__Supplied data__
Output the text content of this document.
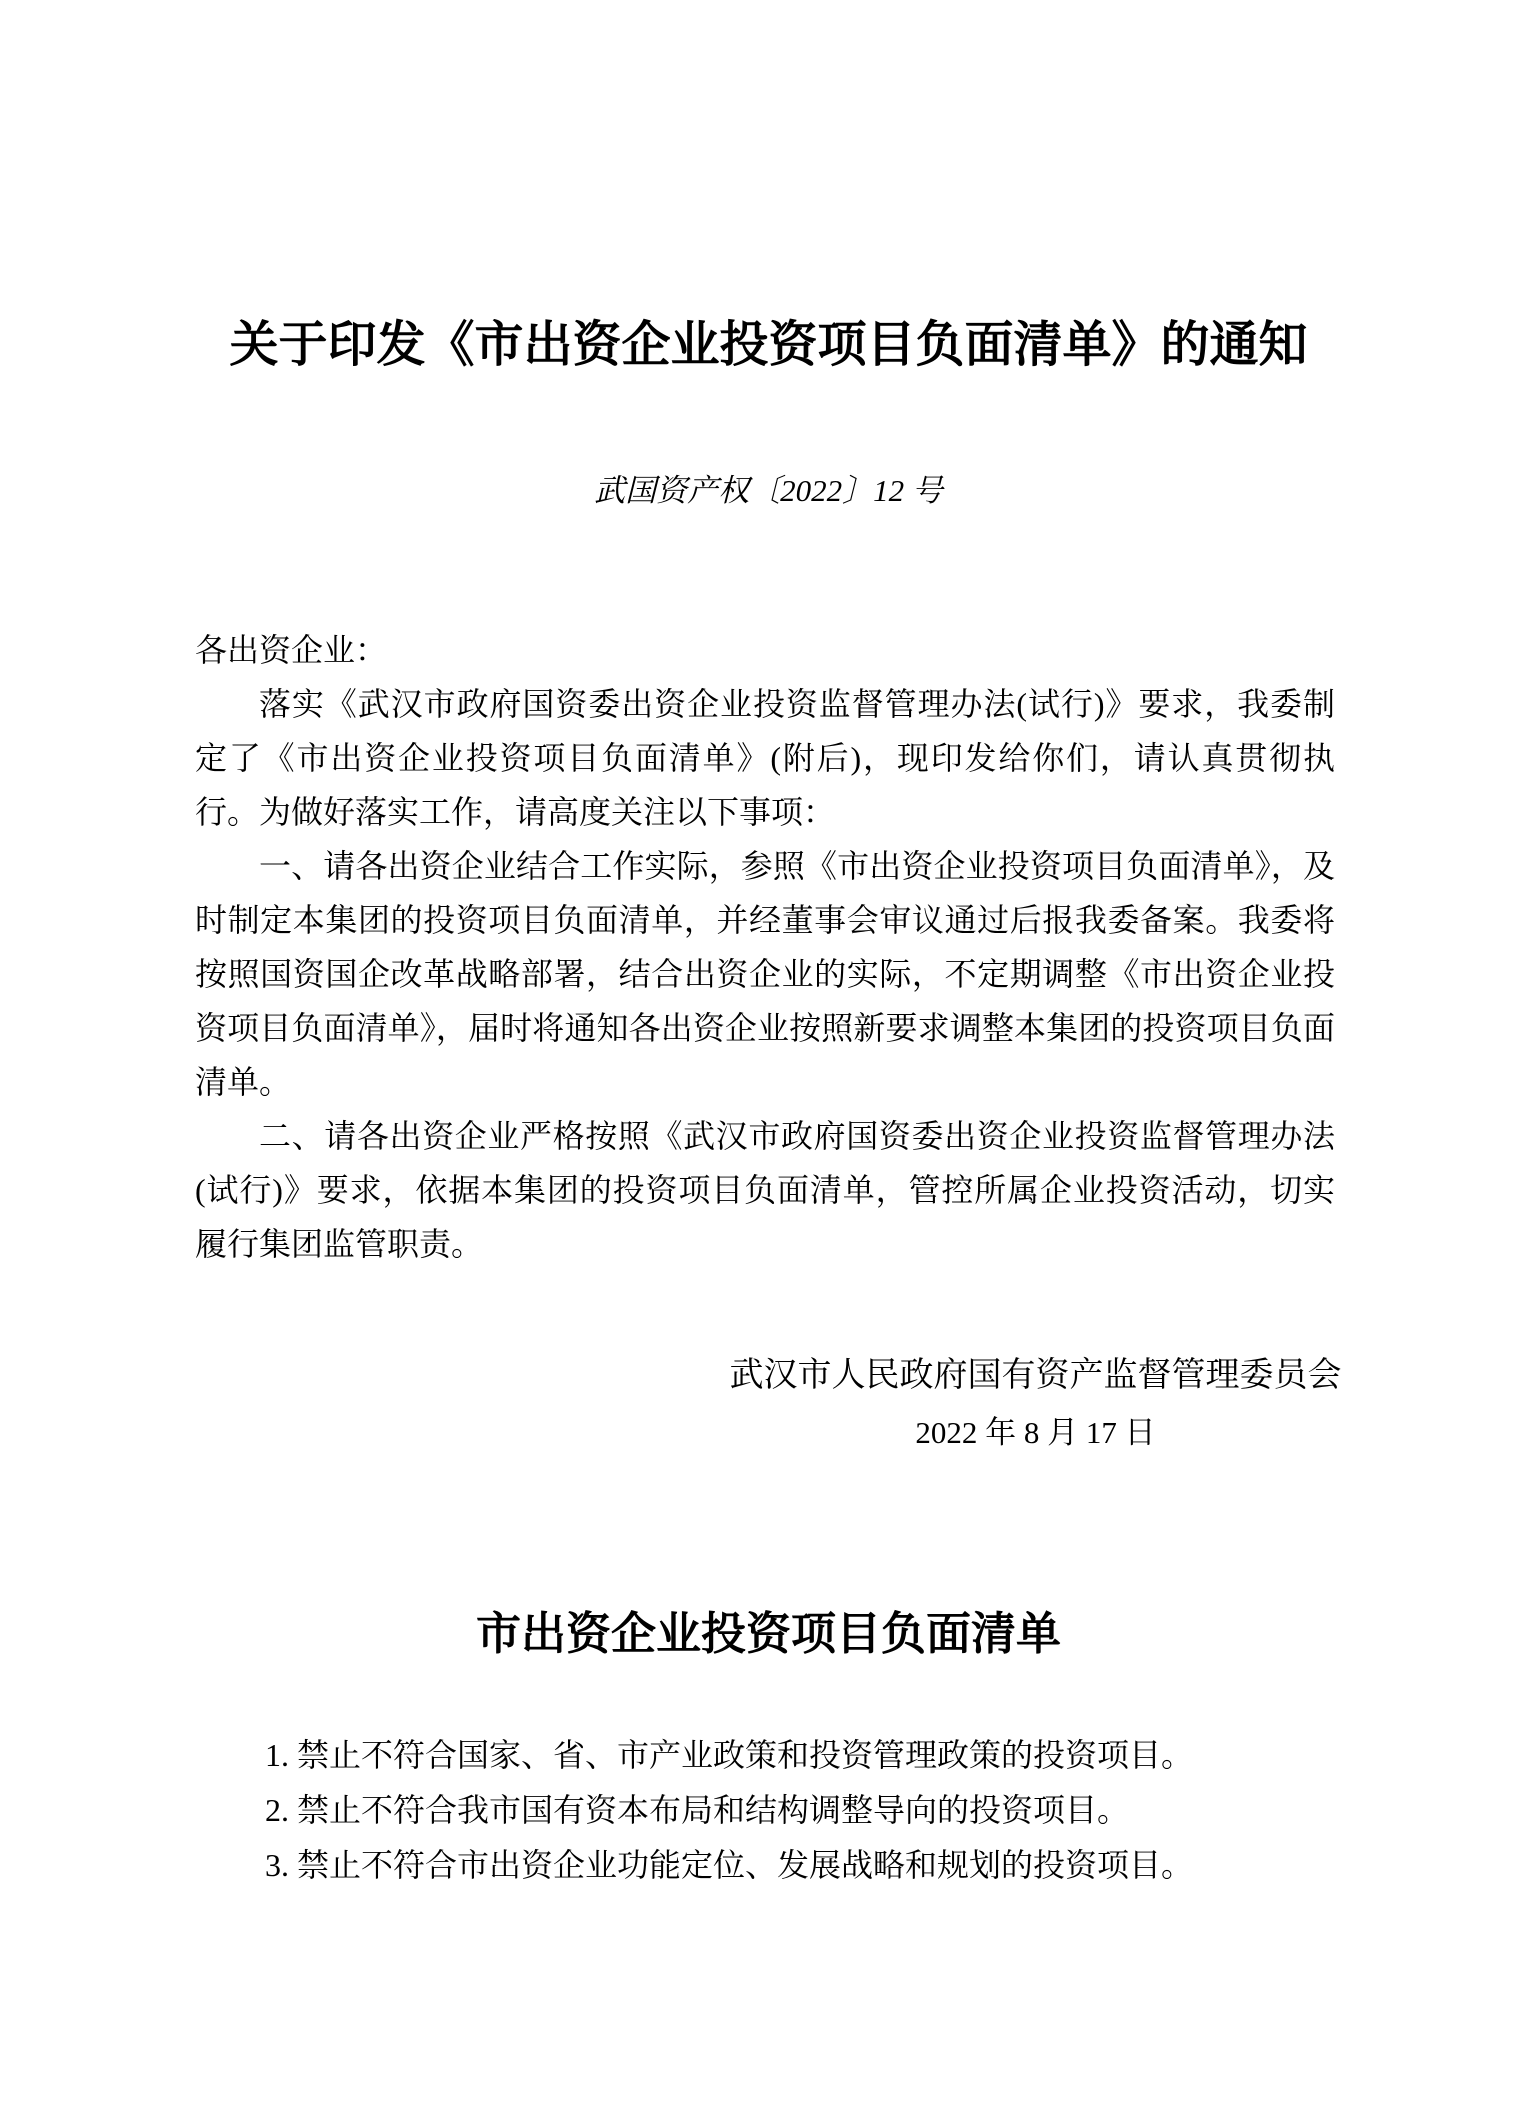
关于印发《市出资企业投资项目负面清单》的通知
武国资产权〔2022〕12 号

各出资企业：

落实《武汉市政府国资委出资企业投资监督管理办法(试行)》要求，我委制定了《市出资企业投资项目负面清单》(附后)，现印发给你们，请认真贯彻执行。为做好落实工作，请高度关注以下事项：

一、请各出资企业结合工作实际，参照《市出资企业投资项目负面清单》，及时制定本集团的投资项目负面清单，并经董事会审议通过后报我委备案。我委将按照国资国企改革战略部署，结合出资企业的实际，不定期调整《市出资企业投资项目负面清单》，届时将通知各出资企业按照新要求调整本集团的投资项目负面清单。

二、请各出资企业严格按照《武汉市政府国资委出资企业投资监督管理办法(试行)》要求，依据本集团的投资项目负面清单，管控所属企业投资活动，切实履行集团监管职责。

武汉市人民政府国有资产监督管理委员会
2022 年 8 月 17 日
市出资企业投资项目负面清单

1. 禁止不符合国家、省、市产业政策和投资管理政策的投资项目。

2. 禁止不符合我市国有资本布局和结构调整导向的投资项目。

3. 禁止不符合市出资企业功能定位、发展战略和规划的投资项目。
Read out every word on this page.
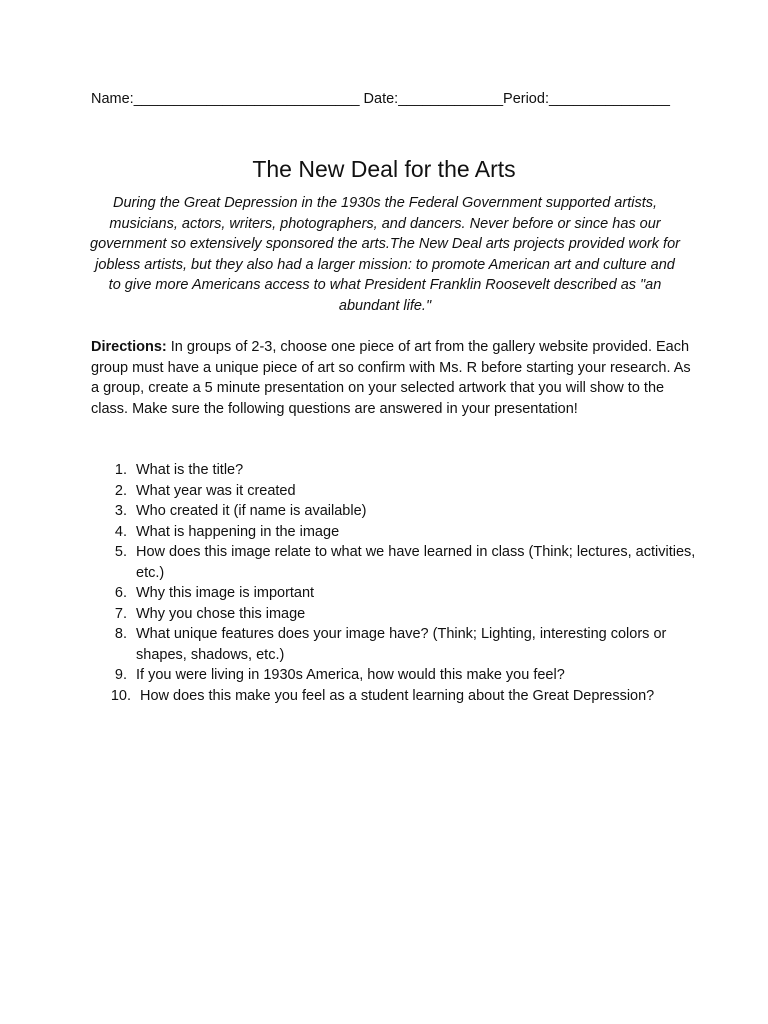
Name:____________________________ Date:_____________Period:_______________
The New Deal for the Arts

During the Great Depression in the 1930s the Federal Government supported artists, musicians, actors, writers, photographers, and dancers. Never before or since has our government so extensively sponsored the arts.The New Deal arts projects provided work for jobless artists, but they also had a larger mission: to promote American art and culture and to give more Americans access to what President Franklin Roosevelt described as "an abundant life."

Directions: In groups of 2-3, choose one piece of art from the gallery website provided. Each group must have a unique piece of art so confirm with Ms. R before starting your research. As a group, create a 5 minute presentation on your selected artwork that you will show to the class. Make sure the following questions are answered in your presentation!

1. What is the title?
2. What year was it created
3. Who created it (if name is available)
4. What is happening in the image
5. How does this image relate to what we have learned in class (Think; lectures, activities, etc.)
6. Why this image is important
7. Why you chose this image
8. What unique features does your image have? (Think; Lighting, interesting colors or shapes, shadows, etc.)
9. If you were living in 1930s America, how would this make you feel?
10. How does this make you feel as a student learning about the Great Depression?
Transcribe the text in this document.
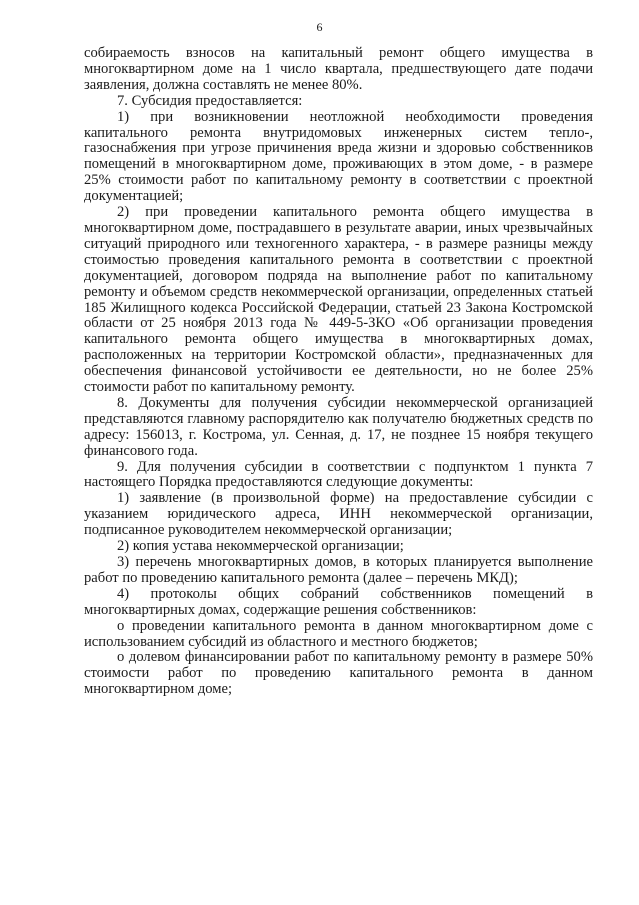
6

собираемость взносов на капитальный ремонт общего имущества в многоквартирном доме на 1 число квартала, предшествующего дате подачи заявления, должна составлять не менее 80%.

7. Субсидия предоставляется:

1) при возникновении неотложной необходимости проведения капитального ремонта внутридомовых инженерных систем тепло-, газоснабжения при угрозе причинения вреда жизни и здоровью собственников помещений в многоквартирном доме, проживающих в этом доме, - в размере 25% стоимости работ по капитальному ремонту в соответствии с проектной документацией;

2) при проведении капитального ремонта общего имущества в многоквартирном доме, пострадавшего в результате аварии, иных чрезвычайных ситуаций природного или техногенного характера, - в размере разницы между стоимостью проведения капитального ремонта в соответствии с проектной документацией, договором подряда на выполнение работ по капитальному ремонту и объемом средств некоммерческой организации, определенных статьей 185 Жилищного кодекса Российской Федерации, статьей 23 Закона Костромской области от 25 ноября 2013 года № 449-5-ЗКО «Об организации проведения капитального ремонта общего имущества в многоквартирных домах, расположенных на территории Костромской области», предназначенных для обеспечения финансовой устойчивости ее деятельности, но не более 25% стоимости работ по капитальному ремонту.

8. Документы для получения субсидии некоммерческой организацией представляются главному распорядителю как получателю бюджетных средств по адресу: 156013, г. Кострома, ул. Сенная, д. 17, не позднее 15 ноября текущего финансового года.

9. Для получения субсидии в соответствии с подпунктом 1 пункта 7 настоящего Порядка предоставляются следующие документы:

1) заявление (в произвольной форме) на предоставление субсидии с указанием юридического адреса, ИНН некоммерческой организации, подписанное руководителем некоммерческой организации;

2) копия устава некоммерческой организации;

3) перечень многоквартирных домов, в которых планируется выполнение работ по проведению капитального ремонта (далее – перечень МКД);

4) протоколы общих собраний собственников помещений в многоквартирных домах, содержащие решения собственников:

о проведении капитального ремонта в данном многоквартирном доме с использованием субсидий из областного и местного бюджетов;

о долевом финансировании работ по капитальному ремонту в размере 50% стоимости работ по проведению капитального ремонта в данном многоквартирном доме;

__Set problem__
From the listing, copy every line where the string "получения" appears.

__Correct result__
8. Документы для получения субсидии некоммерческой организацией представляются главному распорядителю как получателю бюджетных средств по адресу: 156013, г. Кострома, ул. Сенная, д. 17, не позднее 15 ноября текущего финансового года.
9. Для получения субсидии в соответствии с подпунктом 1 пункта 7 настоящего Порядка предоставляются следующие документы:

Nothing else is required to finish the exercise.